Exercise details: The records below hold pictures; please leave those out and retype the rest exactly.

---------- Extracted entries

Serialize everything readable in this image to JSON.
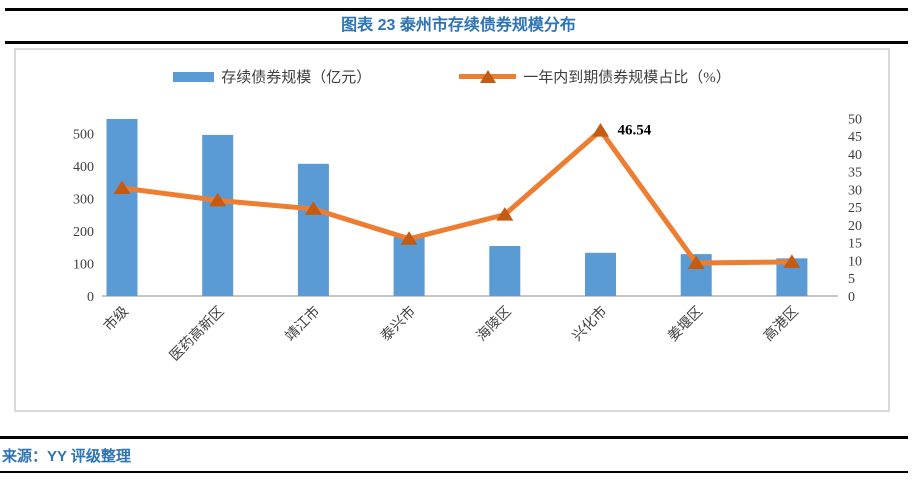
{
  "header": {
    "title": "图表 23 泰州市存续债券规模分布"
  },
  "legend": {
    "bar_label": "存续债券规模（亿元）",
    "line_label": "一年内到期债券规模占比（%）"
  },
  "footer": {
    "source": "来源：YY 评级整理"
  },
  "colors": {
    "bar": "#5B9BD5",
    "line": "#ED7D31",
    "marker": "#C55A11",
    "title_blue": "#2E74B5",
    "axis_text": "#404040",
    "axis_line": "#C6C6C6",
    "box_border": "#D9D9D9",
    "annotation": "#000000"
  },
  "chart_data": {
    "type": "bar",
    "subtype": "bar+line combo, dual axis",
    "title": "图表 23 泰州市存续债券规模分布",
    "categories": [
      "市级",
      "医药高新区",
      "靖江市",
      "泰兴市",
      "海陵区",
      "兴化市",
      "姜堰区",
      "高港区"
    ],
    "series": [
      {
        "name": "存续债券规模（亿元）",
        "type": "bar",
        "axis": "left",
        "values": [
          545,
          496,
          407,
          182,
          154,
          133,
          129,
          116
        ]
      },
      {
        "name": "一年内到期债券规模占比（%）",
        "type": "line",
        "axis": "right",
        "values": [
          30.4,
          26.9,
          24.5,
          16.1,
          22.9,
          46.54,
          9.3,
          9.6
        ]
      }
    ],
    "left_axis": {
      "min": 0,
      "max": 500,
      "step": 100,
      "ticks": [
        0,
        100,
        200,
        300,
        400,
        500
      ]
    },
    "right_axis": {
      "min": 0,
      "max": 50,
      "step": 5,
      "ticks": [
        0,
        5,
        10,
        15,
        20,
        25,
        30,
        35,
        40,
        45,
        50
      ]
    },
    "annotations": [
      {
        "series": 1,
        "category_index": 5,
        "text": "46.54"
      }
    ],
    "grid": false,
    "legend_position": "top"
  }
}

--------------------

Answer for the task:
Serialize everything readable in this image to JSON.
{
  "header": {
    "title": "图表 23 泰州市存续债券规模分布"
  },
  "legend": {
    "bar_label": "存续债券规模（亿元）",
    "line_label": "一年内到期债券规模占比（%）"
  },
  "footer": {
    "source": "来源：YY 评级整理"
  },
  "colors": {
    "bar": "#5B9BD5",
    "line": "#ED7D31",
    "marker": "#C55A11",
    "title_blue": "#2E74B5",
    "axis_text": "#404040",
    "axis_line": "#C6C6C6",
    "box_border": "#D9D9D9",
    "annotation": "#000000"
  },
  "chart_data": {
    "type": "bar",
    "subtype": "bar+line combo, dual axis",
    "title": "图表 23 泰州市存续债券规模分布",
    "categories": [
      "市级",
      "医药高新区",
      "靖江市",
      "泰兴市",
      "海陵区",
      "兴化市",
      "姜堰区",
      "高港区"
    ],
    "series": [
      {
        "name": "存续债券规模（亿元）",
        "type": "bar",
        "axis": "left",
        "values": [
          545,
          496,
          407,
          182,
          154,
          133,
          129,
          116
        ]
      },
      {
        "name": "一年内到期债券规模占比（%）",
        "type": "line",
        "axis": "right",
        "values": [
          30.4,
          26.9,
          24.5,
          16.1,
          22.9,
          46.54,
          9.3,
          9.6
        ]
      }
    ],
    "left_axis": {
      "min": 0,
      "max": 500,
      "step": 100,
      "ticks": [
        0,
        100,
        200,
        300,
        400,
        500
      ]
    },
    "right_axis": {
      "min": 0,
      "max": 50,
      "step": 5,
      "ticks": [
        0,
        5,
        10,
        15,
        20,
        25,
        30,
        35,
        40,
        45,
        50
      ]
    },
    "annotations": [
      {
        "series": 1,
        "category_index": 5,
        "text": "46.54"
      }
    ],
    "grid": false,
    "legend_position": "top"
  }
}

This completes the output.